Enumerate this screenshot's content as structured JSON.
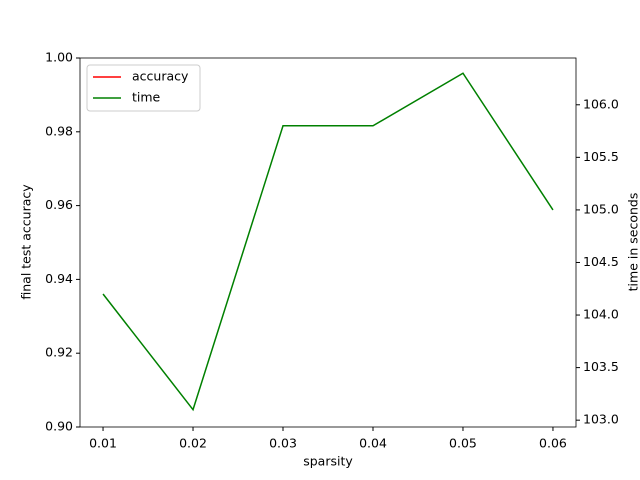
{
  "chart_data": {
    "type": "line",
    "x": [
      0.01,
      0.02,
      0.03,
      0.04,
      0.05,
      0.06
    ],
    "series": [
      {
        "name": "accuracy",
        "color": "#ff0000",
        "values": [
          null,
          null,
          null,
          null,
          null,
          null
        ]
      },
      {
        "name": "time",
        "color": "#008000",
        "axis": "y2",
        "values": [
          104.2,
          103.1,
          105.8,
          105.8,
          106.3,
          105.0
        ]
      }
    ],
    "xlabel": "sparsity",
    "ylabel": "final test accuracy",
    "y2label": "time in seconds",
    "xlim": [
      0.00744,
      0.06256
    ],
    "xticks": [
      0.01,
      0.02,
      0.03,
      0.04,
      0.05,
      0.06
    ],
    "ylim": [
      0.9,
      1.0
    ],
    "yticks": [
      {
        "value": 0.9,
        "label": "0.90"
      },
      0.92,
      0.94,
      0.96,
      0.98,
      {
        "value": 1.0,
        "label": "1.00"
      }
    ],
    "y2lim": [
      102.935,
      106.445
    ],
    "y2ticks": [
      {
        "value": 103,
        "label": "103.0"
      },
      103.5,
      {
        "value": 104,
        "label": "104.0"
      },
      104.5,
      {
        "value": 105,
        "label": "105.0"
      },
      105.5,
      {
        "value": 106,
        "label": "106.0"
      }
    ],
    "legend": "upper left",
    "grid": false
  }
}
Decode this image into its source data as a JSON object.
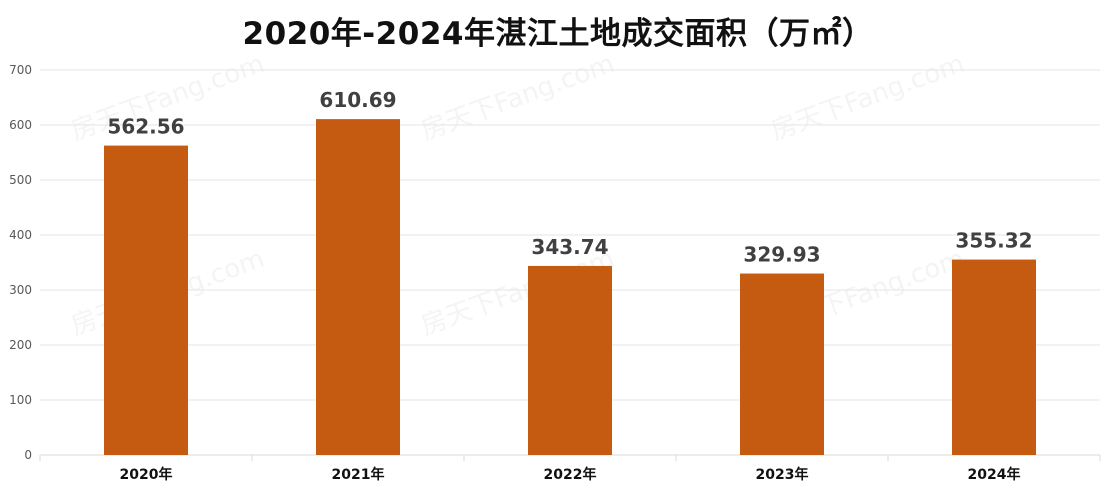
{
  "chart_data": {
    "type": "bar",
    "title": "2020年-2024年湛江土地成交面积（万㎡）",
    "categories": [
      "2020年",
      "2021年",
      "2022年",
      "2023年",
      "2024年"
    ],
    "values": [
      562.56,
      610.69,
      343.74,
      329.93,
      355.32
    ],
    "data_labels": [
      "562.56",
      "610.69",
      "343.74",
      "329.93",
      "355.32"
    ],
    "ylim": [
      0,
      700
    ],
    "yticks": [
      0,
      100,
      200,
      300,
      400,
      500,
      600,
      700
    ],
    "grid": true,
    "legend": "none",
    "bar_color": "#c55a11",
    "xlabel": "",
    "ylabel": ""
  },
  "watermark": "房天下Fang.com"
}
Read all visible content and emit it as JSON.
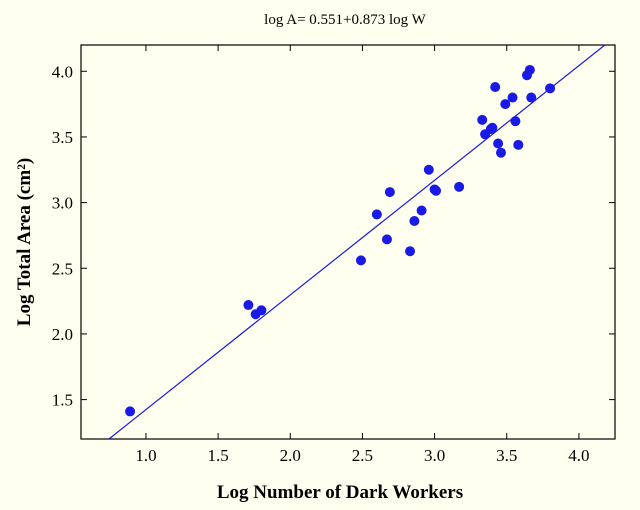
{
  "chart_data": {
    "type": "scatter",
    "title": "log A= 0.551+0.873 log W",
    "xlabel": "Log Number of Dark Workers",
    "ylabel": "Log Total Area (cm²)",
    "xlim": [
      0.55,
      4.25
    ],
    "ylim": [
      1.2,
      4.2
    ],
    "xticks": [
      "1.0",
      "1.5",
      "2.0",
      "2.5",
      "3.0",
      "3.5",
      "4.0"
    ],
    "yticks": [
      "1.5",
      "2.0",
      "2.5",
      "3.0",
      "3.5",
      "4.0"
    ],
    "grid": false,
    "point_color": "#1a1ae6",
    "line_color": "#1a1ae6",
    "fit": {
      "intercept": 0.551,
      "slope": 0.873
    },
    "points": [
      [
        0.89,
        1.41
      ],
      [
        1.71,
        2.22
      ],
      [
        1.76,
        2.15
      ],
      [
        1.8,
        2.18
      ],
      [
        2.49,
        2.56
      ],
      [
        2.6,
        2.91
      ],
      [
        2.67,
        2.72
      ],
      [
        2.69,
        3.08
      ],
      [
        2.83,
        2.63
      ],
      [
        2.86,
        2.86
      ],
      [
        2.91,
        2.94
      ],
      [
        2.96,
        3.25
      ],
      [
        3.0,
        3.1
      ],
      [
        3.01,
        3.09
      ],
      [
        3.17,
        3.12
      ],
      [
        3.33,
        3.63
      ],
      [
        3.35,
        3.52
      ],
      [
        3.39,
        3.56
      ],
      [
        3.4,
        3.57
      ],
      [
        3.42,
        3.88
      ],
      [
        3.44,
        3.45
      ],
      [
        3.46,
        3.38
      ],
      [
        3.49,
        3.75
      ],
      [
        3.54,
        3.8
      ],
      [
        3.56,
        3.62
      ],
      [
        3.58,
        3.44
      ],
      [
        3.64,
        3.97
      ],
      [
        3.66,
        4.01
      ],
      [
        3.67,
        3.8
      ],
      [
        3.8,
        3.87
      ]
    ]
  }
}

▸ GIVEN REQUEST
In the listing above, count each line that holds the string "JSON". Give the number only.

▸ RESPONSE TO THE TASK
3